Work to do. Each entry below must be repeated exactly, with pictures left out.

Records for this exercise.
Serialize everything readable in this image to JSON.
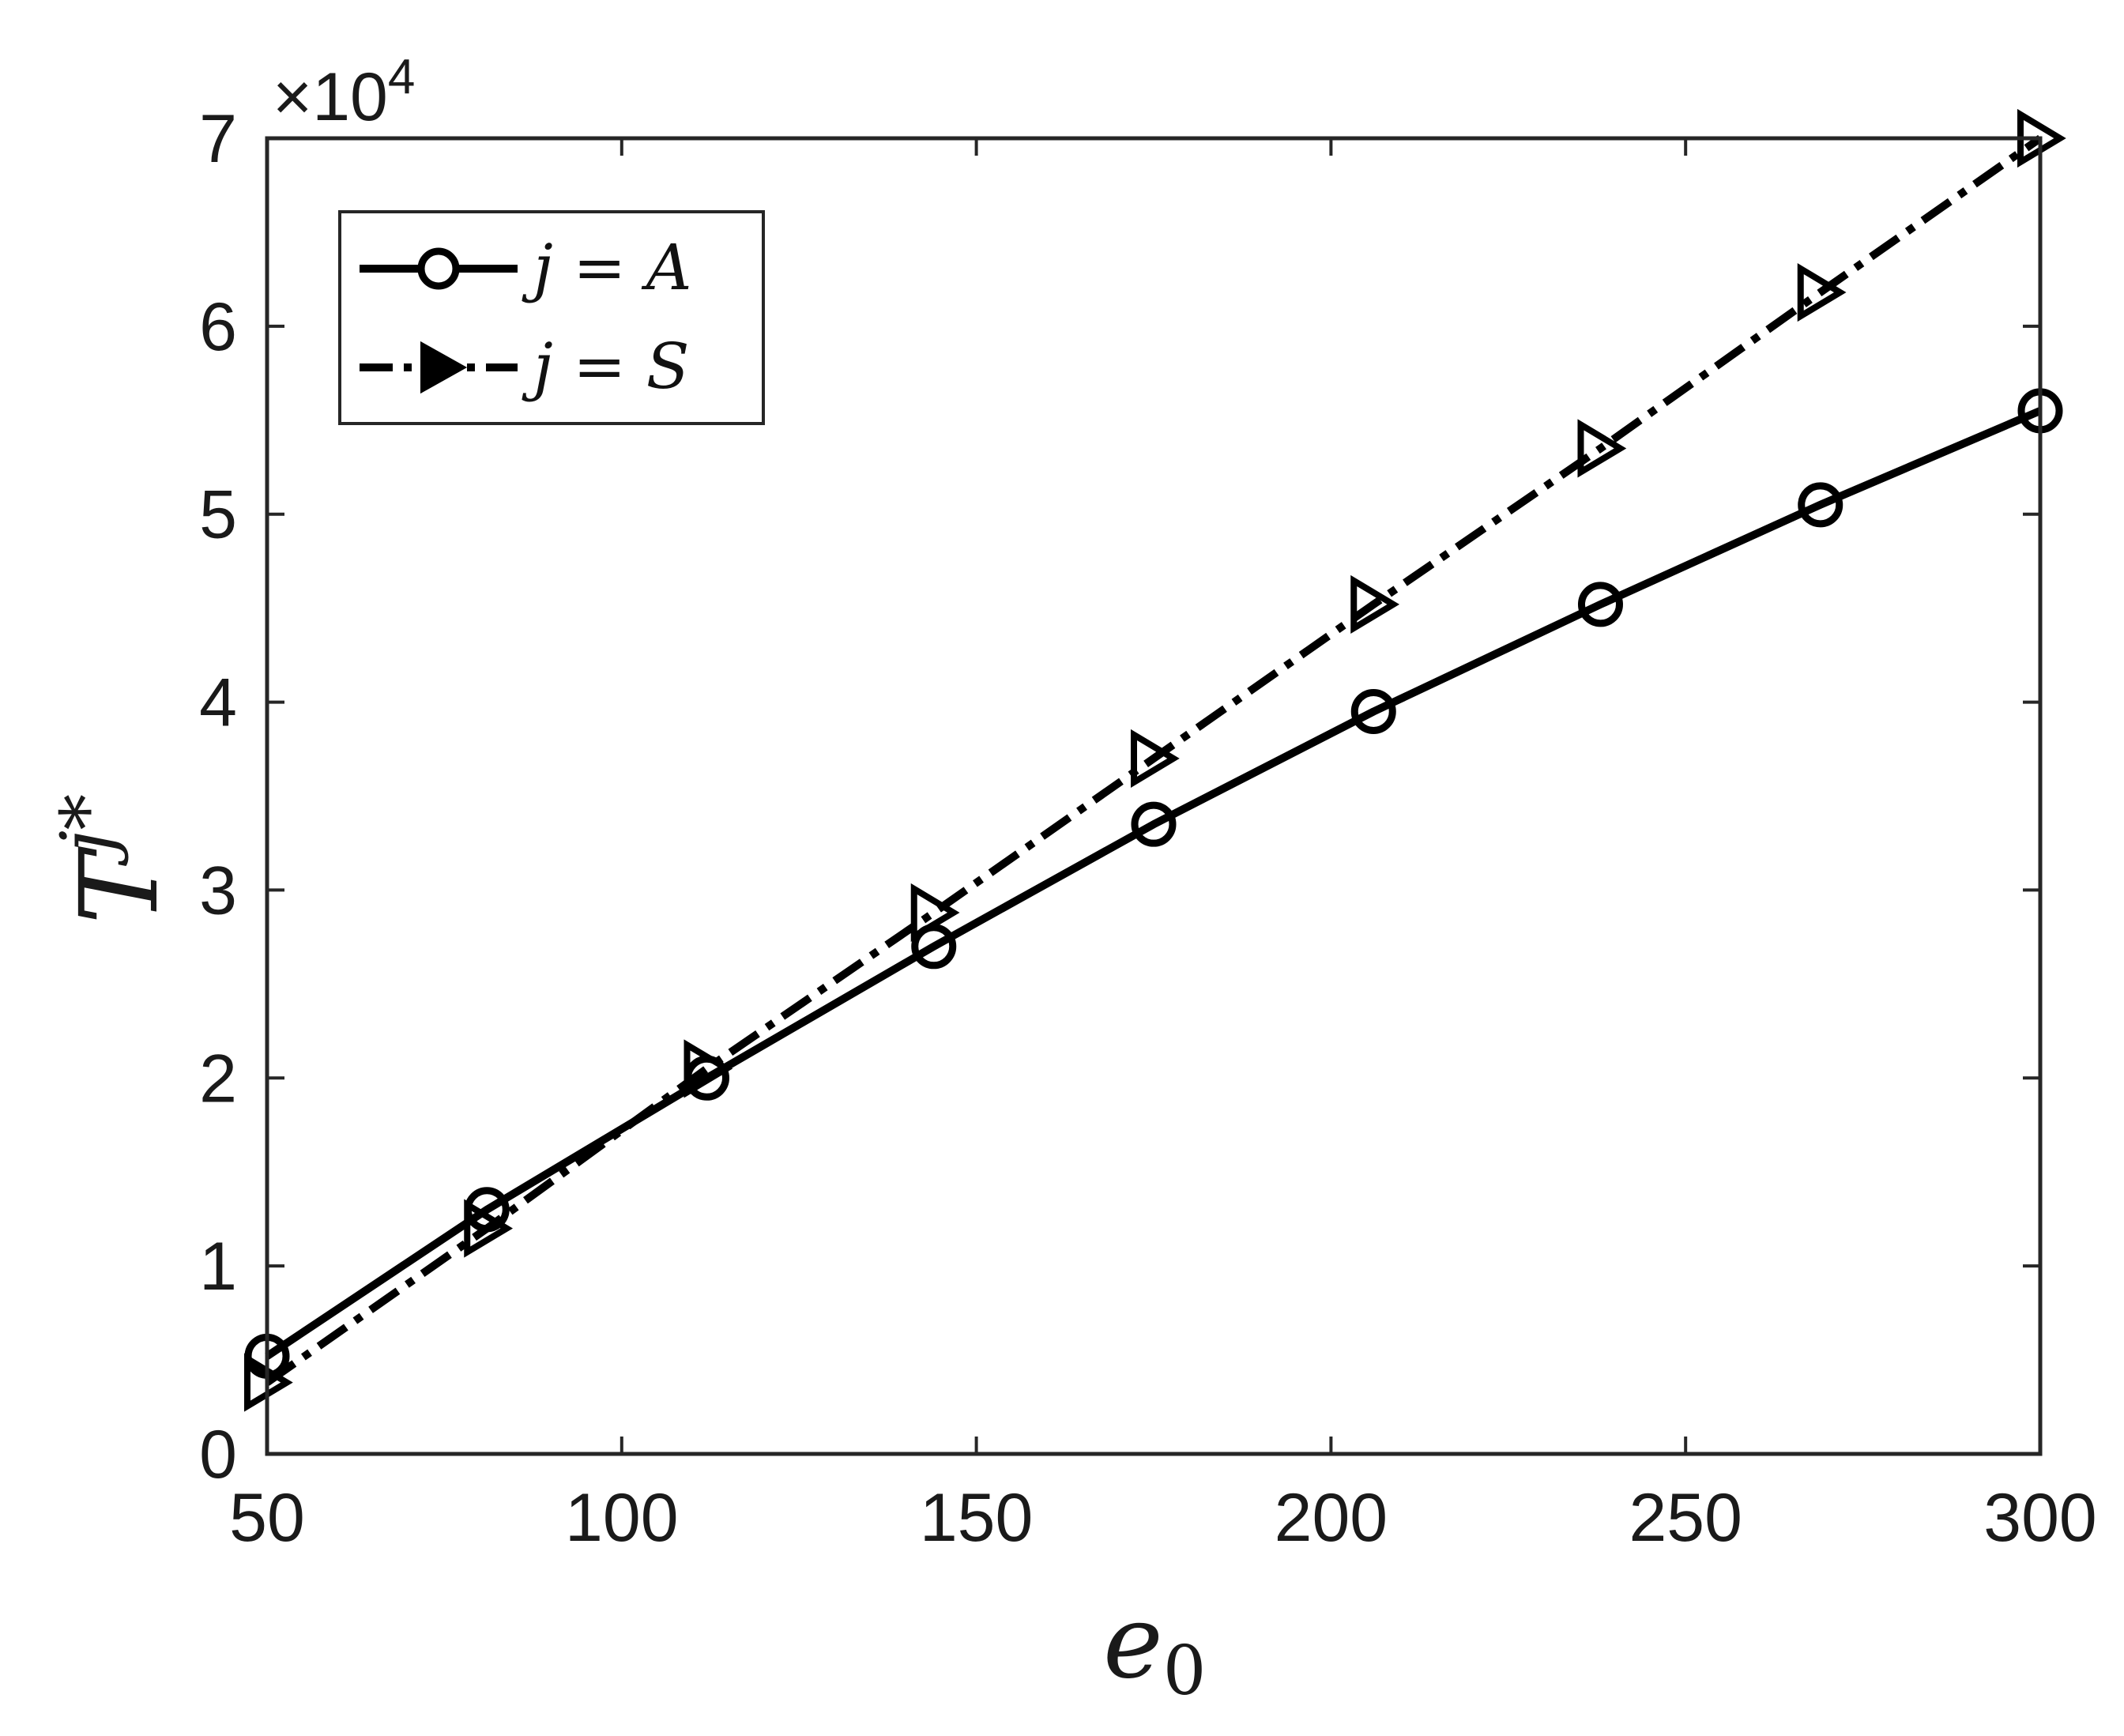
{
  "chart_data": {
    "type": "line",
    "exponent_label": "×10",
    "exponent_power": "4",
    "xlabel": {
      "base": "e",
      "sub": "0"
    },
    "ylabel": {
      "base": "T",
      "sup": "j*"
    },
    "xlim": [
      50,
      300
    ],
    "ylim": [
      0,
      70000
    ],
    "x_ticks": [
      50,
      100,
      150,
      200,
      250,
      300
    ],
    "y_ticks": [
      0,
      10000,
      20000,
      30000,
      40000,
      50000,
      60000,
      70000
    ],
    "y_tick_labels": [
      "0",
      "1",
      "2",
      "3",
      "4",
      "5",
      "6",
      "7"
    ],
    "grid": false,
    "legend_position": "top-left",
    "series": [
      {
        "name": "j = A",
        "label_math": {
          "var": "j",
          "eq": " = ",
          "val": "A"
        },
        "marker": "circle",
        "line_style": "solid",
        "color": "#000000",
        "x": [
          50,
          81,
          112,
          144,
          175,
          206,
          238,
          269,
          300
        ],
        "y": [
          5200,
          13000,
          20000,
          27000,
          33500,
          39500,
          45200,
          50500,
          55500
        ]
      },
      {
        "name": "j = S",
        "label_math": {
          "var": "j",
          "eq": " = ",
          "val": "S"
        },
        "marker": "triangle-right",
        "line_style": "dash-dot",
        "color": "#000000",
        "x": [
          50,
          81,
          112,
          144,
          175,
          206,
          238,
          269,
          300
        ],
        "y": [
          3800,
          12000,
          20500,
          28800,
          37000,
          45200,
          53500,
          61800,
          70000
        ]
      }
    ]
  }
}
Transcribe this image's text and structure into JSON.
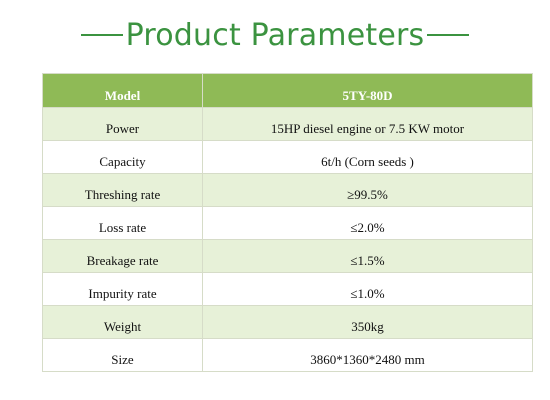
{
  "title": "Product Parameters",
  "header": {
    "col1": "Model",
    "col2": "5TY-80D"
  },
  "rows": [
    {
      "label": "Power",
      "value": "15HP diesel engine or 7.5 KW motor"
    },
    {
      "label": "Capacity",
      "value": "6t/h (Corn seeds )"
    },
    {
      "label": "Threshing rate",
      "value": "≥99.5%"
    },
    {
      "label": "Loss rate",
      "value": "≤2.0%"
    },
    {
      "label": "Breakage rate",
      "value": "≤1.5%"
    },
    {
      "label": "Impurity rate",
      "value": "≤1.0%"
    },
    {
      "label": "Weight",
      "value": "350kg"
    },
    {
      "label": "Size",
      "value": "3860*1360*2480 mm"
    }
  ],
  "colors": {
    "title": "#3b9340",
    "header_bg": "#8fba56",
    "stripe_bg": "#e7f1d8"
  }
}
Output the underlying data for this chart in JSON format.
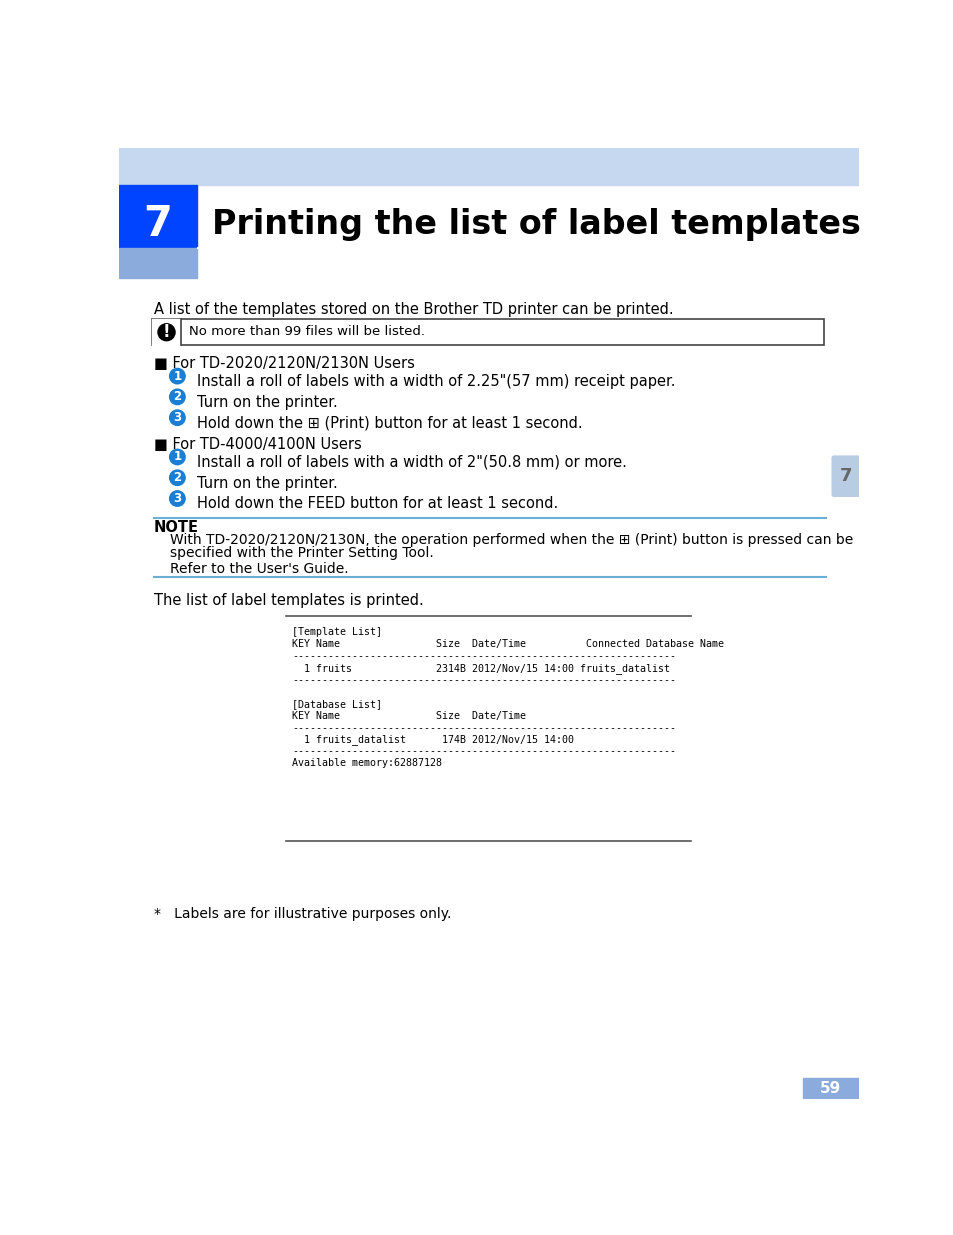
{
  "page_bg": "#ffffff",
  "header_bar_color": "#c5d8f0",
  "header_blue_square": "#0044ff",
  "header_light_square": "#8aabdb",
  "chapter_number": "7",
  "chapter_title": "Printing the list of label templates",
  "intro_text": "A list of the templates stored on the Brother TD printer can be printed.",
  "note_box_text": "No more than 99 files will be listed.",
  "section1_header": "■ For TD-2020/2120N/2130N Users",
  "section1_steps": [
    "Install a roll of labels with a width of 2.25\"(57 mm) receipt paper.",
    "Turn on the printer.",
    "Hold down the ⊞ (Print) button for at least 1 second."
  ],
  "section2_header": "■ For TD-4000/4100N Users",
  "section2_steps": [
    "Install a roll of labels with a width of 2\"(50.8 mm) or more.",
    "Turn on the printer.",
    "Hold down the FEED button for at least 1 second."
  ],
  "note_title": "NOTE",
  "note_text1a": "With TD-2020/2120N/2130N, the operation performed when the ⊞ (Print) button is pressed can be",
  "note_text1b": "specified with the Printer Setting Tool.",
  "note_text2": "Refer to the User's Guide.",
  "result_text": "The list of label templates is printed.",
  "terminal_lines": [
    "[Template List]",
    "KEY Name                Size  Date/Time          Connected Database Name",
    "----------------------------------------------------------------",
    "  1 fruits              2314B 2012/Nov/15 14:00 fruits_datalist",
    "----------------------------------------------------------------",
    "",
    "[Database List]",
    "KEY Name                Size  Date/Time",
    "----------------------------------------------------------------",
    "  1 fruits_datalist      174B 2012/Nov/15 14:00",
    "----------------------------------------------------------------",
    "Available memory:62887128"
  ],
  "footnote": "*   Labels are for illustrative purposes only.",
  "page_number": "59",
  "side_tab_color": "#b8cce4",
  "side_tab_number": "7",
  "blue_circle_color": "#1a7fd4",
  "note_line_color": "#6baed6"
}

In response.
Serialize everything readable in this image to JSON.
{
  "chart_data": {
    "type": "line",
    "exponent_label": "×10",
    "exponent_power": "4",
    "xlabel": {
      "base": "e",
      "sub": "0"
    },
    "ylabel": {
      "base": "T",
      "sup": "j*"
    },
    "xlim": [
      50,
      300
    ],
    "ylim": [
      0,
      70000
    ],
    "x_ticks": [
      50,
      100,
      150,
      200,
      250,
      300
    ],
    "y_ticks": [
      0,
      10000,
      20000,
      30000,
      40000,
      50000,
      60000,
      70000
    ],
    "y_tick_labels": [
      "0",
      "1",
      "2",
      "3",
      "4",
      "5",
      "6",
      "7"
    ],
    "grid": false,
    "legend_position": "top-left",
    "series": [
      {
        "name": "j = A",
        "label_math": {
          "var": "j",
          "eq": " = ",
          "val": "A"
        },
        "marker": "circle",
        "line_style": "solid",
        "color": "#000000",
        "x": [
          50,
          81,
          112,
          144,
          175,
          206,
          238,
          269,
          300
        ],
        "y": [
          5200,
          13000,
          20000,
          27000,
          33500,
          39500,
          45200,
          50500,
          55500
        ]
      },
      {
        "name": "j = S",
        "label_math": {
          "var": "j",
          "eq": " = ",
          "val": "S"
        },
        "marker": "triangle-right",
        "line_style": "dash-dot",
        "color": "#000000",
        "x": [
          50,
          81,
          112,
          144,
          175,
          206,
          238,
          269,
          300
        ],
        "y": [
          3800,
          12000,
          20500,
          28800,
          37000,
          45200,
          53500,
          61800,
          70000
        ]
      }
    ]
  }
}
Transcribe this image's text and structure into JSON.
{
  "title": "Product Parameters",
  "header": {
    "col1": "Model",
    "col2": "5TY-80D"
  },
  "rows": [
    {
      "label": "Power",
      "value": "15HP diesel engine or 7.5 KW motor"
    },
    {
      "label": "Capacity",
      "value": "6t/h (Corn seeds )"
    },
    {
      "label": "Threshing rate",
      "value": "≥99.5%"
    },
    {
      "label": "Loss rate",
      "value": "≤2.0%"
    },
    {
      "label": "Breakage rate",
      "value": "≤1.5%"
    },
    {
      "label": "Impurity rate",
      "value": "≤1.0%"
    },
    {
      "label": "Weight",
      "value": "350kg"
    },
    {
      "label": "Size",
      "value": "3860*1360*2480 mm"
    }
  ],
  "colors": {
    "title": "#3b9340",
    "header_bg": "#8fba56",
    "stripe_bg": "#e7f1d8"
  }
}
Output the underlying data for this chart in JSON format.
{
  "page_bg": "#ffffff",
  "header_bar_color": "#c5d8f0",
  "header_blue_square": "#0044ff",
  "header_light_square": "#8aabdb",
  "chapter_number": "7",
  "chapter_title": "Printing the list of label templates",
  "intro_text": "A list of the templates stored on the Brother TD printer can be printed.",
  "note_box_text": "No more than 99 files will be listed.",
  "section1_header": "■ For TD-2020/2120N/2130N Users",
  "section1_steps": [
    "Install a roll of labels with a width of 2.25\"(57 mm) receipt paper.",
    "Turn on the printer.",
    "Hold down the ⊞ (Print) button for at least 1 second."
  ],
  "section2_header": "■ For TD-4000/4100N Users",
  "section2_steps": [
    "Install a roll of labels with a width of 2\"(50.8 mm) or more.",
    "Turn on the printer.",
    "Hold down the FEED button for at least 1 second."
  ],
  "note_title": "NOTE",
  "note_text1a": "With TD-2020/2120N/2130N, the operation performed when the ⊞ (Print) button is pressed can be",
  "note_text1b": "specified with the Printer Setting Tool.",
  "note_text2": "Refer to the User's Guide.",
  "result_text": "The list of label templates is printed.",
  "terminal_lines": [
    "[Template List]",
    "KEY Name                Size  Date/Time          Connected Database Name",
    "----------------------------------------------------------------",
    "  1 fruits              2314B 2012/Nov/15 14:00 fruits_datalist",
    "----------------------------------------------------------------",
    "",
    "[Database List]",
    "KEY Name                Size  Date/Time",
    "----------------------------------------------------------------",
    "  1 fruits_datalist      174B 2012/Nov/15 14:00",
    "----------------------------------------------------------------",
    "Available memory:62887128"
  ],
  "footnote": "*   Labels are for illustrative purposes only.",
  "page_number": "59",
  "side_tab_color": "#b8cce4",
  "side_tab_number": "7",
  "blue_circle_color": "#1a7fd4",
  "note_line_color": "#6baed6"
}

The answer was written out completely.